Figure data in JSON
>>>
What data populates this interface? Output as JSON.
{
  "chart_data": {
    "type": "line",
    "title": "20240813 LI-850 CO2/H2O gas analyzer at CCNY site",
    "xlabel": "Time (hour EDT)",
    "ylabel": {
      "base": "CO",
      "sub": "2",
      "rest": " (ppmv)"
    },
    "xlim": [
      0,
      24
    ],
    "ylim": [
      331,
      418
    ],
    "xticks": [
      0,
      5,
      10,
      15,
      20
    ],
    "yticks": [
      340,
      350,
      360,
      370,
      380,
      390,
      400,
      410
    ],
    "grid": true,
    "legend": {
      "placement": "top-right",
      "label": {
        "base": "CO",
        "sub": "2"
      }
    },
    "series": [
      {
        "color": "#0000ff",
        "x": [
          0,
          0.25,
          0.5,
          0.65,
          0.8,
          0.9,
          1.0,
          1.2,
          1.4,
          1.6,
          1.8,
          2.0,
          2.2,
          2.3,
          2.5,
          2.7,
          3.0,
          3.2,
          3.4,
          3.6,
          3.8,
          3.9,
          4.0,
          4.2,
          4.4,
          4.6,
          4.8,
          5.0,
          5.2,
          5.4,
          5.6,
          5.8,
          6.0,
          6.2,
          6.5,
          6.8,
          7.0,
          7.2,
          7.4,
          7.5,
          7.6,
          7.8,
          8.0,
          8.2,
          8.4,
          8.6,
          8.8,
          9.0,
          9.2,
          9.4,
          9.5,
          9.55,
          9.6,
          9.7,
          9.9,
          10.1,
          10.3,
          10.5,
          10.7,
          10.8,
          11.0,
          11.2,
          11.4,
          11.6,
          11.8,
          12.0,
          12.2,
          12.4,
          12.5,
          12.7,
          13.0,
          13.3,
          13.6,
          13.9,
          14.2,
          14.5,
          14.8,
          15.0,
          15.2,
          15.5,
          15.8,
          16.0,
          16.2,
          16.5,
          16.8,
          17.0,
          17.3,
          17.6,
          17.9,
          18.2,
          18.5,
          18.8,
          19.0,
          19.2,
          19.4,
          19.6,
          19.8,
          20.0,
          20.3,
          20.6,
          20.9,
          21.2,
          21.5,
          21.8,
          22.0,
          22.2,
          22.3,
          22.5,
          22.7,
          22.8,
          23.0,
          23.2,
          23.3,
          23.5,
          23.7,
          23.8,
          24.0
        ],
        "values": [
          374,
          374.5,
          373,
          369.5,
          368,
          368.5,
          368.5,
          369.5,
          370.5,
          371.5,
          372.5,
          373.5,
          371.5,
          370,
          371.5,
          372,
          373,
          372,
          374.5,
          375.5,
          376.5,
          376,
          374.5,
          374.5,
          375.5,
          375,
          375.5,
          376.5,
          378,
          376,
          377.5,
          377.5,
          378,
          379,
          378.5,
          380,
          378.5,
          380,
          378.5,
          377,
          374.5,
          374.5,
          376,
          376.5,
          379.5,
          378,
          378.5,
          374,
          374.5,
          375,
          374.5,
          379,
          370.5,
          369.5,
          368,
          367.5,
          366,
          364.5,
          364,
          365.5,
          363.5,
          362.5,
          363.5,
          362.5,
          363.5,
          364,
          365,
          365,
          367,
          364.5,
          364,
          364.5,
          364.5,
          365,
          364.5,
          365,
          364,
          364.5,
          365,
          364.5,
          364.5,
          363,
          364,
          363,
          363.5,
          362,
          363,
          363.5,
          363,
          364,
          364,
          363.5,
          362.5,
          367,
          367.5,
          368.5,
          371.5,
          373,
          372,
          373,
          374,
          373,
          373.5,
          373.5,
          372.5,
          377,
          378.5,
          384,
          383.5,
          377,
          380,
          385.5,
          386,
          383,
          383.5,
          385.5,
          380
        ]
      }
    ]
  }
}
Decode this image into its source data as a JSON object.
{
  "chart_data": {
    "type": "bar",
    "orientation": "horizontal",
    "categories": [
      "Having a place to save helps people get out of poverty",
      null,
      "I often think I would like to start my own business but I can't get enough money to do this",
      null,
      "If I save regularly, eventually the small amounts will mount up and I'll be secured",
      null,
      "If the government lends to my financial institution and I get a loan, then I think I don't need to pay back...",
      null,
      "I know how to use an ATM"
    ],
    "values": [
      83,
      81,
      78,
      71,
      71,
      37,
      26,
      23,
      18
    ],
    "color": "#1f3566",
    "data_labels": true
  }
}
<<<
■ Task description
Copy out all of the records above with nothing altered.

■ Result
What data populates this interface? Output as JSON.
{
  "chart_data": {
    "type": "line",
    "title": "20240813 LI-850 CO2/H2O gas analyzer at CCNY site",
    "xlabel": "Time (hour EDT)",
    "ylabel": {
      "base": "CO",
      "sub": "2",
      "rest": " (ppmv)"
    },
    "xlim": [
      0,
      24
    ],
    "ylim": [
      331,
      418
    ],
    "xticks": [
      0,
      5,
      10,
      15,
      20
    ],
    "yticks": [
      340,
      350,
      360,
      370,
      380,
      390,
      400,
      410
    ],
    "grid": true,
    "legend": {
      "placement": "top-right",
      "label": {
        "base": "CO",
        "sub": "2"
      }
    },
    "series": [
      {
        "color": "#0000ff",
        "x": [
          0,
          0.25,
          0.5,
          0.65,
          0.8,
          0.9,
          1.0,
          1.2,
          1.4,
          1.6,
          1.8,
          2.0,
          2.2,
          2.3,
          2.5,
          2.7,
          3.0,
          3.2,
          3.4,
          3.6,
          3.8,
          3.9,
          4.0,
          4.2,
          4.4,
          4.6,
          4.8,
          5.0,
          5.2,
          5.4,
          5.6,
          5.8,
          6.0,
          6.2,
          6.5,
          6.8,
          7.0,
          7.2,
          7.4,
          7.5,
          7.6,
          7.8,
          8.0,
          8.2,
          8.4,
          8.6,
          8.8,
          9.0,
          9.2,
          9.4,
          9.5,
          9.55,
          9.6,
          9.7,
          9.9,
          10.1,
          10.3,
          10.5,
          10.7,
          10.8,
          11.0,
          11.2,
          11.4,
          11.6,
          11.8,
          12.0,
          12.2,
          12.4,
          12.5,
          12.7,
          13.0,
          13.3,
          13.6,
          13.9,
          14.2,
          14.5,
          14.8,
          15.0,
          15.2,
          15.5,
          15.8,
          16.0,
          16.2,
          16.5,
          16.8,
          17.0,
          17.3,
          17.6,
          17.9,
          18.2,
          18.5,
          18.8,
          19.0,
          19.2,
          19.4,
          19.6,
          19.8,
          20.0,
          20.3,
          20.6,
          20.9,
          21.2,
          21.5,
          21.8,
          22.0,
          22.2,
          22.3,
          22.5,
          22.7,
          22.8,
          23.0,
          23.2,
          23.3,
          23.5,
          23.7,
          23.8,
          24.0
        ],
        "values": [
          374,
          374.5,
          373,
          369.5,
          368,
          368.5,
          368.5,
          369.5,
          370.5,
          371.5,
          372.5,
          373.5,
          371.5,
          370,
          371.5,
          372,
          373,
          372,
          374.5,
          375.5,
          376.5,
          376,
          374.5,
          374.5,
          375.5,
          375,
          375.5,
          376.5,
          378,
          376,
          377.5,
          377.5,
          378,
          379,
          378.5,
          380,
          378.5,
          380,
          378.5,
          377,
          374.5,
          374.5,
          376,
          376.5,
          379.5,
          378,
          378.5,
          374,
          374.5,
          375,
          374.5,
          379,
          370.5,
          369.5,
          368,
          367.5,
          366,
          364.5,
          364,
          365.5,
          363.5,
          362.5,
          363.5,
          362.5,
          363.5,
          364,
          365,
          365,
          367,
          364.5,
          364,
          364.5,
          364.5,
          365,
          364.5,
          365,
          364,
          364.5,
          365,
          364.5,
          364.5,
          363,
          364,
          363,
          363.5,
          362,
          363,
          363.5,
          363,
          364,
          364,
          363.5,
          362.5,
          367,
          367.5,
          368.5,
          371.5,
          373,
          372,
          373,
          374,
          373,
          373.5,
          373.5,
          372.5,
          377,
          378.5,
          384,
          383.5,
          377,
          380,
          385.5,
          386,
          383,
          383.5,
          385.5,
          380
        ]
      }
    ]
  }
}
Decode this image into its source data as a JSON object.
{
  "chart_data": {
    "type": "bar",
    "orientation": "horizontal",
    "categories": [
      "Having a place to save helps people get out of poverty",
      null,
      "I often think I would like to start my own business but I can't get enough money to do this",
      null,
      "If I save regularly, eventually the small amounts will mount up and I'll be secured",
      null,
      "If the government lends to my financial institution and I get a loan, then I think I don't need to pay back...",
      null,
      "I know how to use an ATM"
    ],
    "values": [
      83,
      81,
      78,
      71,
      71,
      37,
      26,
      23,
      18
    ],
    "color": "#1f3566",
    "data_labels": true
  }
}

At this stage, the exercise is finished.